▶ [Problem to solve] Filter the entries, keeping every line with the word "Score".

▶ [Material provided]
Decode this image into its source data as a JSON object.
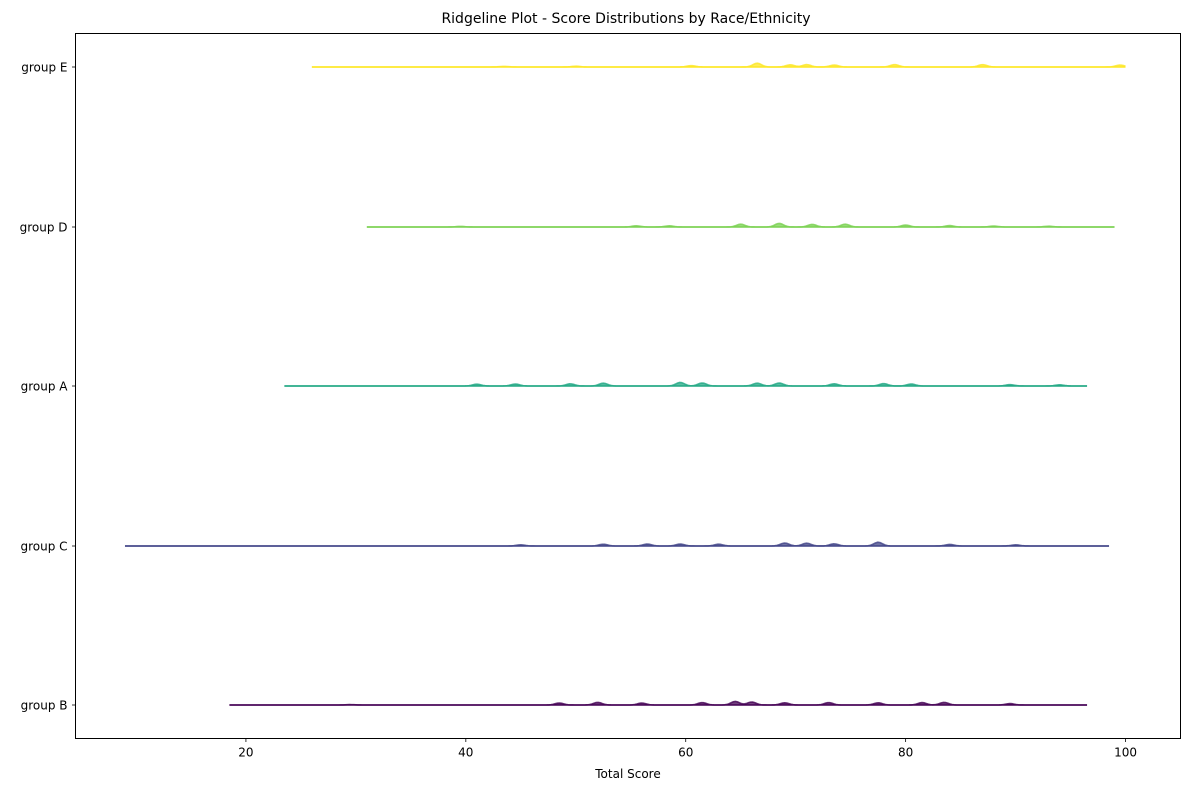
{
  "chart_data": {
    "type": "area",
    "title": "Ridgeline Plot - Score Distributions by Race/Ethnicity",
    "xlabel": "Total Score",
    "ylabel": "",
    "xlim": [
      4.5,
      105
    ],
    "x_ticks": [
      20,
      40,
      60,
      80,
      100
    ],
    "grid": false,
    "legend": "none",
    "series": [
      {
        "name": "group E",
        "color": "#fde725",
        "x_range": [
          26,
          100
        ],
        "peaks": [
          [
            43.5,
            0.15
          ],
          [
            50,
            0.2
          ],
          [
            60.5,
            0.35
          ],
          [
            66.5,
            0.95
          ],
          [
            69.5,
            0.55
          ],
          [
            71,
            0.6
          ],
          [
            73.5,
            0.5
          ],
          [
            79,
            0.6
          ],
          [
            87,
            0.6
          ],
          [
            99.5,
            0.5
          ]
        ]
      },
      {
        "name": "group D",
        "color": "#7ad151",
        "x_range": [
          31,
          99
        ],
        "peaks": [
          [
            39.5,
            0.15
          ],
          [
            55.5,
            0.3
          ],
          [
            58.5,
            0.3
          ],
          [
            65,
            0.7
          ],
          [
            68.5,
            0.9
          ],
          [
            71.5,
            0.65
          ],
          [
            74.5,
            0.7
          ],
          [
            80,
            0.5
          ],
          [
            84,
            0.35
          ],
          [
            88,
            0.25
          ],
          [
            93,
            0.2
          ]
        ]
      },
      {
        "name": "group A",
        "color": "#22a884",
        "x_range": [
          23.5,
          96.5
        ],
        "peaks": [
          [
            41,
            0.45
          ],
          [
            44.5,
            0.5
          ],
          [
            49.5,
            0.55
          ],
          [
            52.5,
            0.7
          ],
          [
            59.5,
            0.9
          ],
          [
            61.5,
            0.75
          ],
          [
            66.5,
            0.7
          ],
          [
            68.5,
            0.75
          ],
          [
            73.5,
            0.55
          ],
          [
            78,
            0.6
          ],
          [
            80.5,
            0.5
          ],
          [
            89.5,
            0.35
          ],
          [
            94,
            0.3
          ]
        ]
      },
      {
        "name": "group C",
        "color": "#414487",
        "x_range": [
          9,
          98.5
        ],
        "peaks": [
          [
            45,
            0.3
          ],
          [
            52.5,
            0.45
          ],
          [
            56.5,
            0.5
          ],
          [
            59.5,
            0.5
          ],
          [
            63,
            0.45
          ],
          [
            69,
            0.75
          ],
          [
            71,
            0.7
          ],
          [
            73.5,
            0.55
          ],
          [
            77.5,
            0.95
          ],
          [
            84,
            0.4
          ],
          [
            90,
            0.3
          ]
        ]
      },
      {
        "name": "group B",
        "color": "#440154",
        "x_range": [
          18.5,
          96.5
        ],
        "peaks": [
          [
            29.5,
            0.1
          ],
          [
            48.5,
            0.5
          ],
          [
            52,
            0.65
          ],
          [
            56,
            0.5
          ],
          [
            61.5,
            0.6
          ],
          [
            64.5,
            0.9
          ],
          [
            66,
            0.75
          ],
          [
            69,
            0.55
          ],
          [
            73,
            0.6
          ],
          [
            77.5,
            0.55
          ],
          [
            81.5,
            0.6
          ],
          [
            83.5,
            0.65
          ],
          [
            89.5,
            0.35
          ]
        ]
      }
    ]
  }
}
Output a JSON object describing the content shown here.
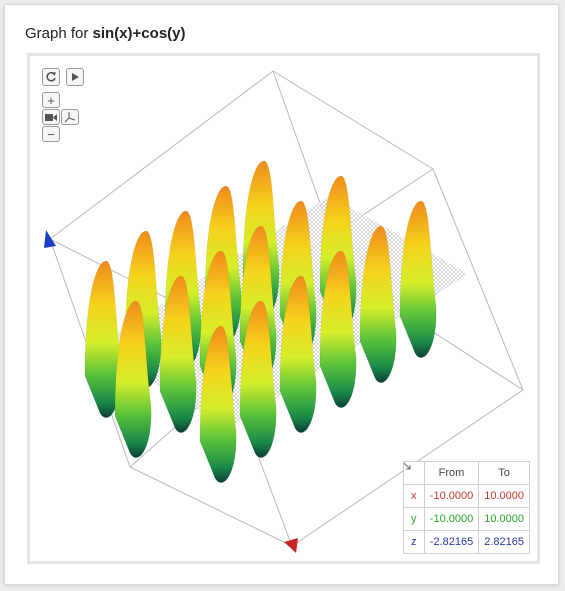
{
  "header": {
    "title_prefix": "Graph for",
    "function": "sin(x)+cos(y)"
  },
  "controls": {
    "reset_icon": "reset-icon",
    "play_icon": "play-icon",
    "zoom_in_label": "+",
    "zoom_out_label": "−",
    "camera_icon": "camera-icon",
    "axes_icon": "axes-icon"
  },
  "range_table": {
    "corner_icon": "diagonal-arrow-icon",
    "headers": [
      "From",
      "To"
    ],
    "rows": [
      {
        "axis": "x",
        "from": "-10.0000",
        "to": "10.0000",
        "color": "#c0392b"
      },
      {
        "axis": "y",
        "from": "-10.0000",
        "to": "10.0000",
        "color": "#2aa32a"
      },
      {
        "axis": "z",
        "from": "-2.82165",
        "to": "2.82165",
        "color": "#2b3aa3"
      }
    ]
  },
  "colors": {
    "peak": "#f08a1c",
    "mid": "#f2e81a",
    "low": "#3cb83c",
    "trough": "#0a4a3a",
    "axis_x": "#c62828",
    "axis_z": "#1e3cc8"
  }
}
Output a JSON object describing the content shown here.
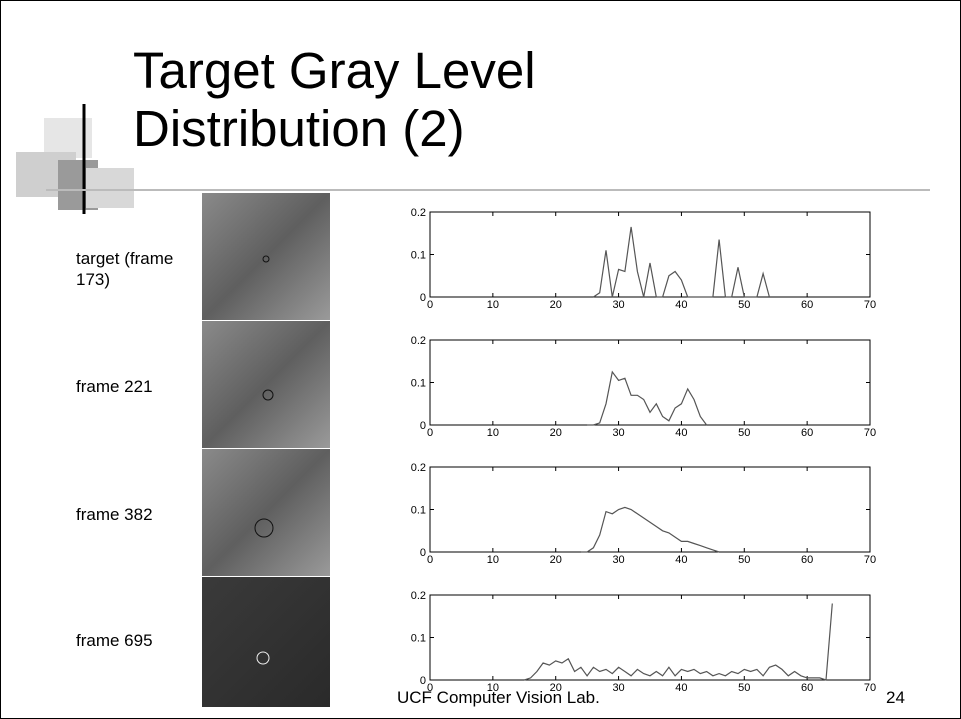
{
  "title": "Target Gray Level Distribution (2)",
  "rows": [
    {
      "label": "target (frame 173)"
    },
    {
      "label": "frame 221"
    },
    {
      "label": "frame 382"
    },
    {
      "label": "frame 695"
    }
  ],
  "footer": "UCF Computer Vision Lab.",
  "page_number": "24",
  "chart_data": [
    {
      "type": "line",
      "color": "#555555",
      "xlim": [
        0,
        70
      ],
      "xticks": [
        0,
        10,
        20,
        30,
        40,
        50,
        60,
        70
      ],
      "ylim": [
        0,
        0.2
      ],
      "yticks": [
        0,
        0.1,
        0.2
      ],
      "x": [
        26,
        27,
        28,
        29,
        30,
        31,
        32,
        33,
        34,
        35,
        36,
        37,
        38,
        39,
        40,
        41,
        42,
        43,
        44,
        45,
        46,
        47,
        48,
        49,
        50,
        51,
        52,
        53,
        54
      ],
      "values": [
        0,
        0.01,
        0.11,
        0,
        0.065,
        0.06,
        0.165,
        0.06,
        0,
        0.08,
        0,
        0,
        0.05,
        0.06,
        0.04,
        0,
        0,
        0,
        0,
        0,
        0.135,
        0,
        0,
        0.07,
        0,
        0,
        0,
        0.055,
        0
      ]
    },
    {
      "type": "line",
      "color": "#555555",
      "xlim": [
        0,
        70
      ],
      "xticks": [
        0,
        10,
        20,
        30,
        40,
        50,
        60,
        70
      ],
      "ylim": [
        0,
        0.2
      ],
      "yticks": [
        0,
        0.1,
        0.2
      ],
      "x": [
        25,
        26,
        27,
        28,
        29,
        30,
        31,
        32,
        33,
        34,
        35,
        36,
        37,
        38,
        39,
        40,
        41,
        42,
        43,
        44
      ],
      "values": [
        0,
        0,
        0.005,
        0.05,
        0.125,
        0.105,
        0.11,
        0.07,
        0.07,
        0.06,
        0.03,
        0.05,
        0.02,
        0.01,
        0.04,
        0.05,
        0.085,
        0.06,
        0.02,
        0
      ]
    },
    {
      "type": "line",
      "color": "#555555",
      "xlim": [
        0,
        70
      ],
      "xticks": [
        0,
        10,
        20,
        30,
        40,
        50,
        60,
        70
      ],
      "ylim": [
        0,
        0.2
      ],
      "yticks": [
        0,
        0.1,
        0.2
      ],
      "x": [
        24,
        25,
        26,
        27,
        28,
        29,
        30,
        31,
        32,
        33,
        34,
        35,
        36,
        37,
        38,
        39,
        40,
        41,
        42,
        43,
        44,
        45,
        46
      ],
      "values": [
        0,
        0,
        0.01,
        0.04,
        0.095,
        0.09,
        0.1,
        0.105,
        0.1,
        0.09,
        0.08,
        0.07,
        0.06,
        0.05,
        0.045,
        0.035,
        0.025,
        0.025,
        0.02,
        0.015,
        0.01,
        0.005,
        0
      ]
    },
    {
      "type": "line",
      "color": "#555555",
      "xlim": [
        0,
        70
      ],
      "xticks": [
        0,
        10,
        20,
        30,
        40,
        50,
        60,
        70
      ],
      "ylim": [
        0,
        0.2
      ],
      "yticks": [
        0,
        0.1,
        0.2
      ],
      "x": [
        15,
        16,
        17,
        18,
        19,
        20,
        21,
        22,
        23,
        24,
        25,
        26,
        27,
        28,
        29,
        30,
        31,
        32,
        33,
        34,
        35,
        36,
        37,
        38,
        39,
        40,
        41,
        42,
        43,
        44,
        45,
        46,
        47,
        48,
        49,
        50,
        51,
        52,
        53,
        54,
        55,
        56,
        57,
        58,
        59,
        60,
        61,
        62,
        63,
        64
      ],
      "values": [
        0,
        0.005,
        0.02,
        0.04,
        0.035,
        0.045,
        0.04,
        0.05,
        0.02,
        0.03,
        0.01,
        0.03,
        0.02,
        0.025,
        0.015,
        0.03,
        0.02,
        0.01,
        0.025,
        0.015,
        0.01,
        0.02,
        0.01,
        0.03,
        0.01,
        0.025,
        0.02,
        0.025,
        0.015,
        0.02,
        0.01,
        0.015,
        0.01,
        0.02,
        0.015,
        0.025,
        0.02,
        0.025,
        0.01,
        0.03,
        0.035,
        0.025,
        0.01,
        0.02,
        0.01,
        0.005,
        0.005,
        0.005,
        0,
        0.18
      ]
    }
  ]
}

▶ [Response for this exercise]
    "title": "Ridgeline Plot - Score Distributions by Race/Ethnicity",
    "xlabel": "Total Score",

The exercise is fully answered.